* **DIRECTIONS FOR THIS TASK**
Transcribe every line of the items below character for character, changing nothing.

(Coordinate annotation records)
* BEGIN *

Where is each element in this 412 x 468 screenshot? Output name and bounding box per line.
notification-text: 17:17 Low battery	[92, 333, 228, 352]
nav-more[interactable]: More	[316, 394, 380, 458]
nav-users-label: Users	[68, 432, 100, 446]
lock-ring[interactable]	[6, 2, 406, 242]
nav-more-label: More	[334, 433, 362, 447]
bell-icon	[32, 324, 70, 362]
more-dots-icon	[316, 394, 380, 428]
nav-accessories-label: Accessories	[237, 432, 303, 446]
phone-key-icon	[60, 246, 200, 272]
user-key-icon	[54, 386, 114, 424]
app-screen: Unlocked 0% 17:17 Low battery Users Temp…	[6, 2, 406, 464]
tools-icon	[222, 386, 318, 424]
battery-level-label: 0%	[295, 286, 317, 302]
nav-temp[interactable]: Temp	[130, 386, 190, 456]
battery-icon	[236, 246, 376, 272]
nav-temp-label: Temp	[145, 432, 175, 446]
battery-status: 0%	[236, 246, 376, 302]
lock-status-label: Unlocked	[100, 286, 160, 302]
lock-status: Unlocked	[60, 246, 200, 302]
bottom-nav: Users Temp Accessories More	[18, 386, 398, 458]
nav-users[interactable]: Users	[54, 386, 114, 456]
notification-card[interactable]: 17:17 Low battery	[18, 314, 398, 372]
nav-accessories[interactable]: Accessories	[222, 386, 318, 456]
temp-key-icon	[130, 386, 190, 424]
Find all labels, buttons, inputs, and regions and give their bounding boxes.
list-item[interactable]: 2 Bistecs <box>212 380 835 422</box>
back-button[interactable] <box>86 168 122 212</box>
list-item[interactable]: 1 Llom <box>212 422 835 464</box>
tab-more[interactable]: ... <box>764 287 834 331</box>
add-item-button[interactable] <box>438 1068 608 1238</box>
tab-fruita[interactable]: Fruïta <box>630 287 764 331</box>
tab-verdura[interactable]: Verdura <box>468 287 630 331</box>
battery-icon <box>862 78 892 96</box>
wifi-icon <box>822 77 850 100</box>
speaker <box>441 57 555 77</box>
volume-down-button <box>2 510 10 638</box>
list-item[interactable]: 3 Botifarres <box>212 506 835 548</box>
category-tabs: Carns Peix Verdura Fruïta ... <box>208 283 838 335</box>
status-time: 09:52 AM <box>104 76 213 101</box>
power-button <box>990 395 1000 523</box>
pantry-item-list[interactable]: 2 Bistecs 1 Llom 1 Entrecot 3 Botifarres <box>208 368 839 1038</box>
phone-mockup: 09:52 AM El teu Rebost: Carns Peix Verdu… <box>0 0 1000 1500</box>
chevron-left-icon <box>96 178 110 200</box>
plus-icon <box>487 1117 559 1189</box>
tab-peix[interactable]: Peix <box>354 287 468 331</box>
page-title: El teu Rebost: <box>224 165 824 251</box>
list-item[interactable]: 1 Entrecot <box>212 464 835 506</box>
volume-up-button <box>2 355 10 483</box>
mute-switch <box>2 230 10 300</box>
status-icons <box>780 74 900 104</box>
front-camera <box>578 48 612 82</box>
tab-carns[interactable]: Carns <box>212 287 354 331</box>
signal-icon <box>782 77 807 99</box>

* END *

* **TASK OUTPUT**
Where is each element in this 412 x 468 screenshot? Output name and bounding box per line.
notification-text: 17:17 Low battery	[92, 333, 228, 352]
nav-more[interactable]: More	[316, 394, 380, 458]
nav-users-label: Users	[68, 432, 100, 446]
lock-ring[interactable]	[6, 2, 406, 242]
nav-more-label: More	[334, 433, 362, 447]
bell-icon	[32, 324, 70, 362]
more-dots-icon	[316, 394, 380, 428]
nav-accessories-label: Accessories	[237, 432, 303, 446]
phone-key-icon	[60, 246, 200, 272]
user-key-icon	[54, 386, 114, 424]
app-screen: Unlocked 0% 17:17 Low battery Users Temp…	[6, 2, 406, 464]
tools-icon	[222, 386, 318, 424]
battery-level-label: 0%	[295, 286, 317, 302]
nav-temp[interactable]: Temp	[130, 386, 190, 456]
battery-icon	[236, 246, 376, 272]
nav-temp-label: Temp	[145, 432, 175, 446]
battery-status: 0%	[236, 246, 376, 302]
lock-status-label: Unlocked	[100, 286, 160, 302]
lock-status: Unlocked	[60, 246, 200, 302]
bottom-nav: Users Temp Accessories More	[18, 386, 398, 458]
nav-users[interactable]: Users	[54, 386, 114, 456]
notification-card[interactable]: 17:17 Low battery	[18, 314, 398, 372]
nav-accessories[interactable]: Accessories	[222, 386, 318, 456]
temp-key-icon	[130, 386, 190, 424]
Find all labels, buttons, inputs, and regions and give their bounding boxes.
list-item[interactable]: 2 Bistecs <box>212 380 835 422</box>
back-button[interactable] <box>86 168 122 212</box>
list-item[interactable]: 1 Llom <box>212 422 835 464</box>
tab-more[interactable]: ... <box>764 287 834 331</box>
add-item-button[interactable] <box>438 1068 608 1238</box>
tab-fruita[interactable]: Fruïta <box>630 287 764 331</box>
tab-verdura[interactable]: Verdura <box>468 287 630 331</box>
battery-icon <box>862 78 892 96</box>
wifi-icon <box>822 77 850 100</box>
speaker <box>441 57 555 77</box>
volume-down-button <box>2 510 10 638</box>
list-item[interactable]: 3 Botifarres <box>212 506 835 548</box>
category-tabs: Carns Peix Verdura Fruïta ... <box>208 283 838 335</box>
status-time: 09:52 AM <box>104 76 213 101</box>
power-button <box>990 395 1000 523</box>
pantry-item-list[interactable]: 2 Bistecs 1 Llom 1 Entrecot 3 Botifarres <box>208 368 839 1038</box>
phone-mockup: 09:52 AM El teu Rebost: Carns Peix Verdu… <box>0 0 1000 1500</box>
chevron-left-icon <box>96 178 110 200</box>
plus-icon <box>487 1117 559 1189</box>
tab-peix[interactable]: Peix <box>354 287 468 331</box>
page-title: El teu Rebost: <box>224 165 824 251</box>
list-item[interactable]: 1 Entrecot <box>212 464 835 506</box>
volume-up-button <box>2 355 10 483</box>
mute-switch <box>2 230 10 300</box>
status-icons <box>780 74 900 104</box>
front-camera <box>578 48 612 82</box>
tab-carns[interactable]: Carns <box>212 287 354 331</box>
signal-icon <box>782 77 807 99</box>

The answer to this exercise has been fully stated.